→ **Problem to work on**
List, from the lines below, each one with "Municipal" in it.

→ **Excerpts from a figure dataset**

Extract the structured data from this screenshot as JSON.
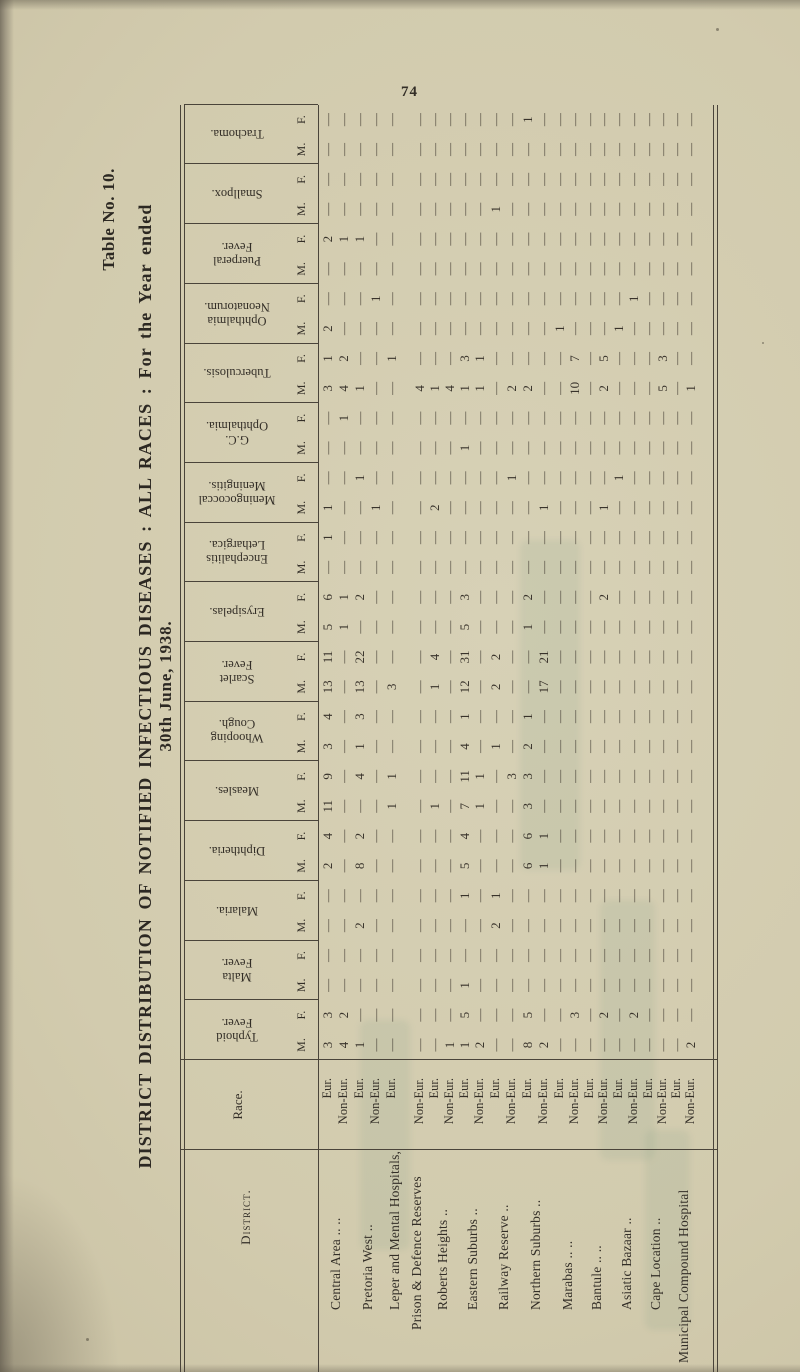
{
  "page": {
    "number": "74"
  },
  "title": "Table No. 10.",
  "heading": "DISTRICT DISTRIBUTION OF NOTIFIED INFECTIOUS DISEASES : ALL RACES : For the Year ended",
  "heading_date": "30th June, 1938.",
  "table": {
    "district_header": "District.",
    "race_header": "Race.",
    "sex_labels": [
      "M.",
      "F."
    ],
    "race_labels": [
      "Eur.",
      "Non-Eur."
    ],
    "districts": [
      {
        "name": "Central Area ..  ..",
        "lines": [
          "Central Area ..  .."
        ]
      },
      {
        "name": "Pretoria West ..",
        "lines": [
          "Pretoria West  .."
        ]
      },
      {
        "name": "Leper and Mental Hospitals, Prison & Defence Reserves",
        "lines": [
          "Leper and Mental Hospitals,",
          "Prison & Defence Reserves"
        ]
      },
      {
        "name": "Roberts Heights ..",
        "lines": [
          "Roberts Heights  .."
        ]
      },
      {
        "name": "Eastern Suburbs ..",
        "lines": [
          "Eastern Suburbs  .."
        ]
      },
      {
        "name": "Railway Reserve ..",
        "lines": [
          "Railway Reserve  .."
        ]
      },
      {
        "name": "Northern Suburbs ..",
        "lines": [
          "Northern Suburbs  .."
        ]
      },
      {
        "name": "Marabas ..  ..",
        "lines": [
          "Marabas ..  .."
        ]
      },
      {
        "name": "Bantule ..  ..",
        "lines": [
          "Bantule ..  .."
        ]
      },
      {
        "name": "Asiatic Bazaar ..",
        "lines": [
          "Asiatic Bazaar  .."
        ]
      },
      {
        "name": "Cape Location ..",
        "lines": [
          "Cape Location  .."
        ]
      },
      {
        "name": "Municipal Compound Hospital",
        "lines": [
          "Municipal Compound Hospital"
        ]
      }
    ],
    "diseases": [
      {
        "name": "Typhoid Fever.",
        "lines": [
          "Typhoid",
          "Fever."
        ],
        "m": [
          3,
          4,
          1,
          null,
          null,
          null,
          null,
          1,
          1,
          2,
          null,
          null,
          8,
          2,
          null,
          null,
          null,
          null,
          null,
          null,
          null,
          null,
          null,
          2
        ],
        "f": [
          3,
          2,
          null,
          null,
          null,
          null,
          null,
          null,
          5,
          null,
          null,
          null,
          5,
          null,
          null,
          3,
          null,
          2,
          null,
          2,
          null,
          null,
          null,
          null
        ]
      },
      {
        "name": "Malta Fever.",
        "lines": [
          "Malta",
          "Fever."
        ],
        "m": [
          null,
          null,
          null,
          null,
          null,
          null,
          null,
          null,
          1,
          null,
          null,
          null,
          null,
          null,
          null,
          null,
          null,
          null,
          null,
          null,
          null,
          null,
          null,
          null
        ],
        "f": [
          null,
          null,
          null,
          null,
          null,
          null,
          null,
          null,
          null,
          null,
          null,
          null,
          null,
          null,
          null,
          null,
          null,
          null,
          null,
          null,
          null,
          null,
          null,
          null
        ]
      },
      {
        "name": "Malaria.",
        "lines": [
          "Malaria."
        ],
        "m": [
          null,
          null,
          2,
          null,
          null,
          null,
          null,
          null,
          null,
          null,
          2,
          null,
          null,
          null,
          null,
          null,
          null,
          null,
          null,
          null,
          null,
          null,
          null,
          null
        ],
        "f": [
          null,
          null,
          null,
          null,
          null,
          null,
          null,
          null,
          1,
          null,
          1,
          null,
          null,
          null,
          null,
          null,
          null,
          null,
          null,
          null,
          null,
          null,
          null,
          null
        ]
      },
      {
        "name": "Diphtheria.",
        "lines": [
          "Diphtheria."
        ],
        "m": [
          2,
          null,
          8,
          null,
          null,
          null,
          null,
          null,
          5,
          null,
          null,
          null,
          6,
          1,
          null,
          null,
          null,
          null,
          null,
          null,
          null,
          null,
          null,
          null
        ],
        "f": [
          4,
          null,
          2,
          null,
          null,
          null,
          null,
          null,
          4,
          null,
          null,
          null,
          6,
          1,
          null,
          null,
          null,
          null,
          null,
          null,
          null,
          null,
          null,
          null
        ]
      },
      {
        "name": "Measles.",
        "lines": [
          "Measles."
        ],
        "m": [
          11,
          null,
          null,
          null,
          1,
          null,
          1,
          null,
          7,
          1,
          null,
          null,
          3,
          null,
          null,
          null,
          null,
          null,
          null,
          null,
          null,
          null,
          null,
          null
        ],
        "f": [
          9,
          null,
          4,
          null,
          1,
          null,
          null,
          null,
          11,
          1,
          null,
          3,
          3,
          null,
          null,
          null,
          null,
          null,
          null,
          null,
          null,
          null,
          null,
          null
        ]
      },
      {
        "name": "Whooping Cough.",
        "lines": [
          "Whooping",
          "Cough."
        ],
        "m": [
          3,
          null,
          1,
          null,
          null,
          null,
          null,
          null,
          4,
          null,
          1,
          null,
          2,
          null,
          null,
          null,
          null,
          null,
          null,
          null,
          null,
          null,
          null,
          null
        ],
        "f": [
          4,
          null,
          3,
          null,
          null,
          null,
          null,
          null,
          1,
          null,
          null,
          null,
          1,
          null,
          null,
          null,
          null,
          null,
          null,
          null,
          null,
          null,
          null,
          null
        ]
      },
      {
        "name": "Scarlet Fever.",
        "lines": [
          "Scarlet",
          "Fever."
        ],
        "m": [
          13,
          null,
          13,
          null,
          3,
          null,
          1,
          null,
          12,
          null,
          2,
          null,
          null,
          17,
          null,
          null,
          null,
          null,
          null,
          null,
          null,
          null,
          null,
          null
        ],
        "f": [
          11,
          null,
          22,
          null,
          null,
          null,
          4,
          null,
          31,
          null,
          2,
          null,
          null,
          21,
          null,
          null,
          null,
          null,
          null,
          null,
          null,
          null,
          null,
          null
        ]
      },
      {
        "name": "Erysipelas.",
        "lines": [
          "Erysipelas."
        ],
        "m": [
          5,
          1,
          null,
          null,
          null,
          null,
          null,
          null,
          5,
          null,
          null,
          null,
          1,
          null,
          null,
          null,
          null,
          null,
          null,
          null,
          null,
          null,
          null,
          null
        ],
        "f": [
          6,
          1,
          2,
          null,
          null,
          null,
          null,
          null,
          3,
          null,
          null,
          null,
          2,
          null,
          null,
          null,
          null,
          2,
          null,
          null,
          null,
          null,
          null,
          null
        ]
      },
      {
        "name": "Encephalitis Lethargica.",
        "lines": [
          "Encephalitis",
          "Lethargica."
        ],
        "m": [
          null,
          null,
          null,
          null,
          null,
          null,
          null,
          null,
          null,
          null,
          null,
          null,
          null,
          null,
          null,
          null,
          null,
          null,
          null,
          null,
          null,
          null,
          null,
          null
        ],
        "f": [
          1,
          null,
          null,
          null,
          null,
          null,
          null,
          null,
          null,
          null,
          null,
          null,
          null,
          null,
          null,
          null,
          null,
          null,
          null,
          null,
          null,
          null,
          null,
          null
        ]
      },
      {
        "name": "Meningococcal Meningitis.",
        "lines": [
          "Meningococcal",
          "Meningitis."
        ],
        "m": [
          1,
          null,
          null,
          1,
          null,
          null,
          2,
          null,
          null,
          null,
          null,
          null,
          null,
          1,
          null,
          null,
          null,
          1,
          null,
          null,
          null,
          null,
          null,
          null
        ],
        "f": [
          null,
          null,
          1,
          null,
          null,
          null,
          null,
          null,
          null,
          null,
          null,
          1,
          null,
          null,
          null,
          null,
          null,
          null,
          1,
          null,
          null,
          null,
          null,
          null
        ]
      },
      {
        "name": "G.C. Ophthalmia.",
        "lines": [
          "G.C.",
          "Ophthalmia."
        ],
        "m": [
          null,
          null,
          null,
          null,
          null,
          null,
          null,
          null,
          1,
          null,
          null,
          null,
          null,
          null,
          null,
          null,
          null,
          null,
          null,
          null,
          null,
          null,
          null,
          null
        ],
        "f": [
          null,
          1,
          null,
          null,
          null,
          null,
          null,
          null,
          null,
          null,
          null,
          null,
          null,
          null,
          null,
          null,
          null,
          null,
          null,
          null,
          null,
          null,
          null,
          null
        ]
      },
      {
        "name": "Tuberculosis.",
        "lines": [
          "Tuberculosis."
        ],
        "m": [
          3,
          4,
          1,
          null,
          null,
          4,
          1,
          4,
          1,
          1,
          null,
          2,
          2,
          null,
          null,
          10,
          null,
          2,
          null,
          null,
          null,
          5,
          null,
          1
        ],
        "f": [
          1,
          2,
          null,
          null,
          1,
          null,
          null,
          null,
          3,
          1,
          null,
          null,
          null,
          null,
          null,
          7,
          null,
          5,
          null,
          null,
          null,
          3,
          null,
          null
        ]
      },
      {
        "name": "Ophthalmia Neonatorum.",
        "lines": [
          "Ophthalmia",
          "Neonatorum."
        ],
        "m": [
          2,
          null,
          null,
          null,
          null,
          null,
          null,
          null,
          null,
          null,
          null,
          null,
          null,
          null,
          1,
          null,
          null,
          null,
          1,
          null,
          null,
          null,
          null,
          null
        ],
        "f": [
          null,
          null,
          null,
          1,
          null,
          null,
          null,
          null,
          null,
          null,
          null,
          null,
          null,
          null,
          null,
          null,
          null,
          null,
          null,
          1,
          null,
          null,
          null,
          null
        ]
      },
      {
        "name": "Puerperal Fever.",
        "lines": [
          "Puerperal",
          "Fever."
        ],
        "m": [
          null,
          null,
          null,
          null,
          null,
          null,
          null,
          null,
          null,
          null,
          null,
          null,
          null,
          null,
          null,
          null,
          null,
          null,
          null,
          null,
          null,
          null,
          null,
          null
        ],
        "f": [
          2,
          1,
          1,
          null,
          null,
          null,
          null,
          null,
          null,
          null,
          null,
          null,
          null,
          null,
          null,
          null,
          null,
          null,
          null,
          null,
          null,
          null,
          null,
          null
        ]
      },
      {
        "name": "Smallpox.",
        "lines": [
          "Smallpox."
        ],
        "m": [
          null,
          null,
          null,
          null,
          null,
          null,
          null,
          null,
          null,
          null,
          1,
          null,
          null,
          null,
          null,
          null,
          null,
          null,
          null,
          null,
          null,
          null,
          null,
          null
        ],
        "f": [
          null,
          null,
          null,
          null,
          null,
          null,
          null,
          null,
          null,
          null,
          null,
          null,
          null,
          null,
          null,
          null,
          null,
          null,
          null,
          null,
          null,
          null,
          null,
          null
        ]
      },
      {
        "name": "Trachoma.",
        "lines": [
          "Trachoma."
        ],
        "m": [
          null,
          null,
          null,
          null,
          null,
          null,
          null,
          null,
          null,
          null,
          null,
          null,
          null,
          null,
          null,
          null,
          null,
          null,
          null,
          null,
          null,
          null,
          null,
          null
        ],
        "f": [
          null,
          null,
          null,
          null,
          null,
          null,
          null,
          null,
          null,
          null,
          null,
          null,
          1,
          null,
          null,
          null,
          null,
          null,
          null,
          null,
          null,
          null,
          null,
          null
        ]
      }
    ],
    "empty_cell_symbol": "—"
  }
}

→ **Reply to the exercise**
        "name": "Municipal Compound Hospital",
          "Municipal Compound Hospital"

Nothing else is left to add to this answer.